Search the data for the string "region" and gather each line it is in.
=======
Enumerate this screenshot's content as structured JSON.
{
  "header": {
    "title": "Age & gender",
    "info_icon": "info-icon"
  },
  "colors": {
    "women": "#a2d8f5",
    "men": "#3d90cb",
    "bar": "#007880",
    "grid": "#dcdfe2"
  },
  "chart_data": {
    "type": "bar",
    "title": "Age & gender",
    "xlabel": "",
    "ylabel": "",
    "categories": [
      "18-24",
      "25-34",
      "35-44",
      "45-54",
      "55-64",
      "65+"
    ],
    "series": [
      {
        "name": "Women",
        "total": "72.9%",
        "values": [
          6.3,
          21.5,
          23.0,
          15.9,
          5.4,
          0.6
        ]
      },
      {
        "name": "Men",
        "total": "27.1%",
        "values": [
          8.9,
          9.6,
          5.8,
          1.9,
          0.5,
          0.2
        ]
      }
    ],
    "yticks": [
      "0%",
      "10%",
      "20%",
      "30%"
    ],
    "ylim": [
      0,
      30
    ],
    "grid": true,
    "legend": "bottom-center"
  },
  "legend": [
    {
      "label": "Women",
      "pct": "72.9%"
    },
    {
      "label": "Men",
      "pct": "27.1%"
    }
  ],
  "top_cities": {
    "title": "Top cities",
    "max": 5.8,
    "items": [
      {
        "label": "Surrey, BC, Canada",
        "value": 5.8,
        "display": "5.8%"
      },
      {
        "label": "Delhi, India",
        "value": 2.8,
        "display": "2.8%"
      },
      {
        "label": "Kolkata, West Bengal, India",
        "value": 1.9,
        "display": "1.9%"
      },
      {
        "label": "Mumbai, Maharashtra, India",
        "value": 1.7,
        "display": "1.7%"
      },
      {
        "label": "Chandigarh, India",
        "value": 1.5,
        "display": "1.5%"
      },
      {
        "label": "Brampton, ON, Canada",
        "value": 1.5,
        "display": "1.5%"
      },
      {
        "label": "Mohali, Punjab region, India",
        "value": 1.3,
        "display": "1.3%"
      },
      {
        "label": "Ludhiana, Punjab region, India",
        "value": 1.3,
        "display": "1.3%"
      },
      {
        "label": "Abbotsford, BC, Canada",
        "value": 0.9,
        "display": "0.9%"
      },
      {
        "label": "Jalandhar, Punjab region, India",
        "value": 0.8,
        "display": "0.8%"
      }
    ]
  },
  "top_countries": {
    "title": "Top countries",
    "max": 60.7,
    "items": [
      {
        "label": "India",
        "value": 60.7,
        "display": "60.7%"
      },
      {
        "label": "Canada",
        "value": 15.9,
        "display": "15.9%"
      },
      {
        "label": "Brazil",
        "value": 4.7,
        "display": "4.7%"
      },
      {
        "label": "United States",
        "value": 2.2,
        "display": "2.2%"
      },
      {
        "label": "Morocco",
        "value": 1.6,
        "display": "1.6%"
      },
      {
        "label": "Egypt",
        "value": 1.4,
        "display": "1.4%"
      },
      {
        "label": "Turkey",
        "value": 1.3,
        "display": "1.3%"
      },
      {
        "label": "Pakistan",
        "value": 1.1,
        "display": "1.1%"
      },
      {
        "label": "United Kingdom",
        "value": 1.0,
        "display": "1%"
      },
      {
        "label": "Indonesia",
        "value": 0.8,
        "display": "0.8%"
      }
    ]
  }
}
=======
• TASK OUTPUT:
        "label": "Mohali, Punjab region, India",
        "label": "Ludhiana, Punjab region, India",
        "label": "Jalandhar, Punjab region, India",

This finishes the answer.